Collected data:
::::::::::
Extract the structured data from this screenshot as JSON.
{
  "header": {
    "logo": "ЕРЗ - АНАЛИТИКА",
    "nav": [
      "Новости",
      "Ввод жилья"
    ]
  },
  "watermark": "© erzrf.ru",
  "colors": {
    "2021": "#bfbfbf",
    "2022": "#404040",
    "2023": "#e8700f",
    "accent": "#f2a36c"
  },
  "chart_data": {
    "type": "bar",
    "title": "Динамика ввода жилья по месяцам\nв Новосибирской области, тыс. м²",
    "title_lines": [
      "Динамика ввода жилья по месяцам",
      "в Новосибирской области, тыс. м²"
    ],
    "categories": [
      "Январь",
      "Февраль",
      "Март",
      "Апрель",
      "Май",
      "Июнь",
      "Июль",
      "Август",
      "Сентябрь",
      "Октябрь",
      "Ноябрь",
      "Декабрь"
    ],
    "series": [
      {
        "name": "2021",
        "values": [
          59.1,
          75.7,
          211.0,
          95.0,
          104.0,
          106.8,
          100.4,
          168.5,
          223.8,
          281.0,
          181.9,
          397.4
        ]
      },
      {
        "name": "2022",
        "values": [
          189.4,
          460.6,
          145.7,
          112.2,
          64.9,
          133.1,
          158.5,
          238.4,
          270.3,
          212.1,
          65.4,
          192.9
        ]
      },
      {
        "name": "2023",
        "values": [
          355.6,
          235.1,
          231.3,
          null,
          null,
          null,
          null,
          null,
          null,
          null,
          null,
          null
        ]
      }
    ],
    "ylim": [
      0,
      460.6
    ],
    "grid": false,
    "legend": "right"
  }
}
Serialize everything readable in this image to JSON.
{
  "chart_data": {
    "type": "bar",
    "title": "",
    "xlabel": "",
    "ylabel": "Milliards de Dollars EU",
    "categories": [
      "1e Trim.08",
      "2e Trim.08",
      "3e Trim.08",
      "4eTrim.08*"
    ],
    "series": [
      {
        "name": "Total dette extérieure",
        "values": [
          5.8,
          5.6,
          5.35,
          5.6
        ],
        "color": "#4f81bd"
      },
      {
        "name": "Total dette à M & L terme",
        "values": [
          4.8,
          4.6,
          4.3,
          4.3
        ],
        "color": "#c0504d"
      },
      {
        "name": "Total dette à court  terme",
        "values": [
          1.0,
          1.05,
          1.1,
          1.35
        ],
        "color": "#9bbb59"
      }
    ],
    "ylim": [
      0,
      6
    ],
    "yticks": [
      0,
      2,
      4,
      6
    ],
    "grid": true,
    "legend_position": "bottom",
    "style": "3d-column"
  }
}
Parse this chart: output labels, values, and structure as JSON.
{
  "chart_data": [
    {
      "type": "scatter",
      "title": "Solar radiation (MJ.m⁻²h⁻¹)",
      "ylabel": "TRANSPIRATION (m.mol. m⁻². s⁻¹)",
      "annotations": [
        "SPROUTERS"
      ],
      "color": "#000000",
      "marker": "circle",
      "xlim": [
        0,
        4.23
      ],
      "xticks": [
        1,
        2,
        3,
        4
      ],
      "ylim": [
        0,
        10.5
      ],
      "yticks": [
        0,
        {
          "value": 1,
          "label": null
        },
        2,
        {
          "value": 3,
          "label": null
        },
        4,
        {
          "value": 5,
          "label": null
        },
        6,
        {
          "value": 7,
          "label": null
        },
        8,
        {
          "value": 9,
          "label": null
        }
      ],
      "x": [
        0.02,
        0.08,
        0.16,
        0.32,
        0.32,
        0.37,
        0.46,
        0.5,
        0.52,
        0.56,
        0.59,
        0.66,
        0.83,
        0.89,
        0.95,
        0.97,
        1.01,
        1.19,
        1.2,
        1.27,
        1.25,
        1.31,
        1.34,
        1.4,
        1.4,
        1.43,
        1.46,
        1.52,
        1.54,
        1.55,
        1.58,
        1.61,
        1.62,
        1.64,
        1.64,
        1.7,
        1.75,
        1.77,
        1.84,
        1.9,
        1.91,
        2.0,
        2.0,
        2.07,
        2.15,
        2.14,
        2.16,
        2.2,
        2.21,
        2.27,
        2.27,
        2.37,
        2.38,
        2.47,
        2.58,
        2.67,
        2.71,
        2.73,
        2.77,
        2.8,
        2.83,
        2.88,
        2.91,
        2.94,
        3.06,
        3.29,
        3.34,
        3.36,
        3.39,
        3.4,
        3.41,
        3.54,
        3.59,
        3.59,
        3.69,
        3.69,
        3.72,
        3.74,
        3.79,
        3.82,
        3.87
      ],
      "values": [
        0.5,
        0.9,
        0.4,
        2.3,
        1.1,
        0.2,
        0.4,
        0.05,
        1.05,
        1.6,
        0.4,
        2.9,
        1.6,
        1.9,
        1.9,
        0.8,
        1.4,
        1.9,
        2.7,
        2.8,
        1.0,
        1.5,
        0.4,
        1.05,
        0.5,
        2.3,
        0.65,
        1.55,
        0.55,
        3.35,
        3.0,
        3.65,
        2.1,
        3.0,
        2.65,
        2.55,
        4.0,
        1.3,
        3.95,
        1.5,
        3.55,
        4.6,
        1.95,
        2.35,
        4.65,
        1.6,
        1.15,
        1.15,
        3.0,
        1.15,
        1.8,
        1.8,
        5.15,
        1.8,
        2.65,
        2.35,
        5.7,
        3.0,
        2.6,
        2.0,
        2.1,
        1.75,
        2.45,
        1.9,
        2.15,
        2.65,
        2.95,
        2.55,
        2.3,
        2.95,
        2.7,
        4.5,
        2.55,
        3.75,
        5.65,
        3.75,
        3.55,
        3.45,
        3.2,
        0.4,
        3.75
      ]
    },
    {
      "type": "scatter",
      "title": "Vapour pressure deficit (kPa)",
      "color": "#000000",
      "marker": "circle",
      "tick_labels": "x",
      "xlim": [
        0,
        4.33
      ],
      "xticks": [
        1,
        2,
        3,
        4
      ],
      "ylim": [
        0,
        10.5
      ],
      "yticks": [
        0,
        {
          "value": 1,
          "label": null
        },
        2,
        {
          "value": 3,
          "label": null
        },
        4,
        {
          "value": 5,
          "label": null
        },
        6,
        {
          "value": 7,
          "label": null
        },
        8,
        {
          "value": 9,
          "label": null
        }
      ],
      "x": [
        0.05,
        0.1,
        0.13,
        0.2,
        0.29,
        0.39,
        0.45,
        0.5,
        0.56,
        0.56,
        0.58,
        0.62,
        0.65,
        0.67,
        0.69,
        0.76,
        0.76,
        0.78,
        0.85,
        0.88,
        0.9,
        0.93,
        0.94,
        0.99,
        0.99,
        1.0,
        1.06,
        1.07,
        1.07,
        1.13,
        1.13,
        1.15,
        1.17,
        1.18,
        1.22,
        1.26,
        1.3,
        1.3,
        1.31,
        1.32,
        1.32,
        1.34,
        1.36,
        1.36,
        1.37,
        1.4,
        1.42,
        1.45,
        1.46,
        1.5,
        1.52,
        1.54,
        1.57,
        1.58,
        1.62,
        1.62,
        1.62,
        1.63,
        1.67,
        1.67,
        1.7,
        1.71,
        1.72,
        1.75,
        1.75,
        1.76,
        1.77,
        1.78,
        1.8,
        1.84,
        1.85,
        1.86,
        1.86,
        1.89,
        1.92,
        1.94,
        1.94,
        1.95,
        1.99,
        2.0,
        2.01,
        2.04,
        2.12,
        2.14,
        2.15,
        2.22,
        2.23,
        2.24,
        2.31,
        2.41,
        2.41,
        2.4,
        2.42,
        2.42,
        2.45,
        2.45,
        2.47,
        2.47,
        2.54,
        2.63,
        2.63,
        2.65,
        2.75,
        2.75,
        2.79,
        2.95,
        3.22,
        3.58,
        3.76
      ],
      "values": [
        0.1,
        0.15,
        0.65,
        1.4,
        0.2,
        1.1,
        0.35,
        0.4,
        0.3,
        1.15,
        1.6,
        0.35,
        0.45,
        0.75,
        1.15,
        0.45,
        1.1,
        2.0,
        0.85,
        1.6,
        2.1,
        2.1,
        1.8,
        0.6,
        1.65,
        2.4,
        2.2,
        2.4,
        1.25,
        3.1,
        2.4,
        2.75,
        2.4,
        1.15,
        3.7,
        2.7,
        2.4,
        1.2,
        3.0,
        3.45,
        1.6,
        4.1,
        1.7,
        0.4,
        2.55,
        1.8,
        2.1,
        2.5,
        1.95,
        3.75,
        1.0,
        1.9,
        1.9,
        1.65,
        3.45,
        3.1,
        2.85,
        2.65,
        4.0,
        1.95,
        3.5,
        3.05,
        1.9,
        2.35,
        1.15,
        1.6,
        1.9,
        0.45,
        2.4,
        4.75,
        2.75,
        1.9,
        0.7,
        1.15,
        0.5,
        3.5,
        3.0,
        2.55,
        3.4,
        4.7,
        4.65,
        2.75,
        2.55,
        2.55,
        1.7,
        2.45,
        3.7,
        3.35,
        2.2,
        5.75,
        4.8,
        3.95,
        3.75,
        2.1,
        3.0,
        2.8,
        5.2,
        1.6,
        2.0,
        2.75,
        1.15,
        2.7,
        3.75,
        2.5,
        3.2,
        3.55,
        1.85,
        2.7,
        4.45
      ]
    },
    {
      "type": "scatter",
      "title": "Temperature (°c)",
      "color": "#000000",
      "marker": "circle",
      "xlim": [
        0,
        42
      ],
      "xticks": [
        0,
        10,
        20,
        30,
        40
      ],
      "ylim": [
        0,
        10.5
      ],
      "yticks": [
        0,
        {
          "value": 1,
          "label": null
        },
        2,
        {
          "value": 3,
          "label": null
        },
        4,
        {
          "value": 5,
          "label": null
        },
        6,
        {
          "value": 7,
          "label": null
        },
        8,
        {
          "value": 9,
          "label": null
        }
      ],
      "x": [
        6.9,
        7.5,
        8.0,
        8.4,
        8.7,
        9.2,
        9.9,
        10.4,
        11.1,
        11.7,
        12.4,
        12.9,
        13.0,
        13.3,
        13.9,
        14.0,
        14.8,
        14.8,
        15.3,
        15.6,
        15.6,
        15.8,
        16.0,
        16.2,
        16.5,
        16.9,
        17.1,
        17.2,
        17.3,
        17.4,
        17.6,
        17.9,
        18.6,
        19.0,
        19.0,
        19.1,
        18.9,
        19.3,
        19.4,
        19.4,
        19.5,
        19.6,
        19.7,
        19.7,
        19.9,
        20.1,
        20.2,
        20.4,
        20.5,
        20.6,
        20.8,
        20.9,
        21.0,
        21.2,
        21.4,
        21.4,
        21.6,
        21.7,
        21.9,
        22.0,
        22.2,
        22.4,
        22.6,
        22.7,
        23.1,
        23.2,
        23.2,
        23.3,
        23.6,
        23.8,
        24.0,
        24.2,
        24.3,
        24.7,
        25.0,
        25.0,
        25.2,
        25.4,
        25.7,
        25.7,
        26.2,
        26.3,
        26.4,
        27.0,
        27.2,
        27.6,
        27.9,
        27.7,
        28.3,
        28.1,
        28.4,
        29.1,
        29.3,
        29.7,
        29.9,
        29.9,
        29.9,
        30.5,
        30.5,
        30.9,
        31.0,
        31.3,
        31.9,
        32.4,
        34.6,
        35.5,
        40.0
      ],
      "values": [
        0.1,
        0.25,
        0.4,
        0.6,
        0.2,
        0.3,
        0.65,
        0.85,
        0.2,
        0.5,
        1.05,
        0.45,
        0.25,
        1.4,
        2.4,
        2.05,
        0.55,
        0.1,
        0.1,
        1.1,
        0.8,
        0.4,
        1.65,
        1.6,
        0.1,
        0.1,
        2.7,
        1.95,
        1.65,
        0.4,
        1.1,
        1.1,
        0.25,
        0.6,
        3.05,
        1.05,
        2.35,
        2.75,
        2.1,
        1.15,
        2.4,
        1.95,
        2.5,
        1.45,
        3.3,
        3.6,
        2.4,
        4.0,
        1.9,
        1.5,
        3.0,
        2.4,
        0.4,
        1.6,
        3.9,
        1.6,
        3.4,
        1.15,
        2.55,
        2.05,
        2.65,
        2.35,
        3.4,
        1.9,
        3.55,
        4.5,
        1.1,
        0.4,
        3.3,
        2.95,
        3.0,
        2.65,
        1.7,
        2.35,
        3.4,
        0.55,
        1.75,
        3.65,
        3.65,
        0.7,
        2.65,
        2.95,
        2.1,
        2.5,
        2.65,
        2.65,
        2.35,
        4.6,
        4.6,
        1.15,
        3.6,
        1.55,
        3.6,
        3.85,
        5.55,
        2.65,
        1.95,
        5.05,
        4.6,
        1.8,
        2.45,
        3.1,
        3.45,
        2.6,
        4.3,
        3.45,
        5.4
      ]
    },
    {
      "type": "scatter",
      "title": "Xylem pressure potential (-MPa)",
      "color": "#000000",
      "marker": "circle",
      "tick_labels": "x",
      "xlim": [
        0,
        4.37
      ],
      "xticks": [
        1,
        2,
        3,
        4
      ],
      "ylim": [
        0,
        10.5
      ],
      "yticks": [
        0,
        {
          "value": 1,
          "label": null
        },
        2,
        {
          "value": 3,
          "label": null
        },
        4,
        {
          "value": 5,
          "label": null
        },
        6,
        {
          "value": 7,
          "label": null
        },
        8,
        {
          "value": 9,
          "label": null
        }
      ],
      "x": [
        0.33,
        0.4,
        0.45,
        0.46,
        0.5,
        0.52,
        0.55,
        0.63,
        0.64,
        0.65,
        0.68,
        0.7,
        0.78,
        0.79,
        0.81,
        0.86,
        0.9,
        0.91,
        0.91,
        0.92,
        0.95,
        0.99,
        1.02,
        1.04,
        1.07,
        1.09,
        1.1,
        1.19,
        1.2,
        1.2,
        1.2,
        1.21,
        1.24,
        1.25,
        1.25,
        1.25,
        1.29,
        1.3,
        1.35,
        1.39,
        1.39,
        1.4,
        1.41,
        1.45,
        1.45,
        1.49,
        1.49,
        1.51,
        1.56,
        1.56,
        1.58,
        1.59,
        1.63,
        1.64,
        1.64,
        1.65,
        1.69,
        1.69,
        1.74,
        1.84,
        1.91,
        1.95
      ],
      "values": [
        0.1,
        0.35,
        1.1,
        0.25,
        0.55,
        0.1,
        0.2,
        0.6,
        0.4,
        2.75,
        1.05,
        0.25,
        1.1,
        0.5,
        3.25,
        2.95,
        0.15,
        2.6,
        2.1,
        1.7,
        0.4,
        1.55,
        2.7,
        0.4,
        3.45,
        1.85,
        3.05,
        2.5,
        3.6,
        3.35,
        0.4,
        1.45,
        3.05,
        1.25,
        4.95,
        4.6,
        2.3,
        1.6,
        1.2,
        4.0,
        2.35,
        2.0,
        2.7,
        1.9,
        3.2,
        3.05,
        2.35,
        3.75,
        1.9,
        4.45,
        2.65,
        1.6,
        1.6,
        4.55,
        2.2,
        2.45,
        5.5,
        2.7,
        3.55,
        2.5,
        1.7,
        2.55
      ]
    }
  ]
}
::::::::::
WHAT YOU HAVE TO DO: Gather up every line from the listing above in which the word "Total" occurs.

RESPONSE:
        "name": "Total dette extérieure",
        "name": "Total dette à M & L terme",
        "name": "Total dette à court  terme",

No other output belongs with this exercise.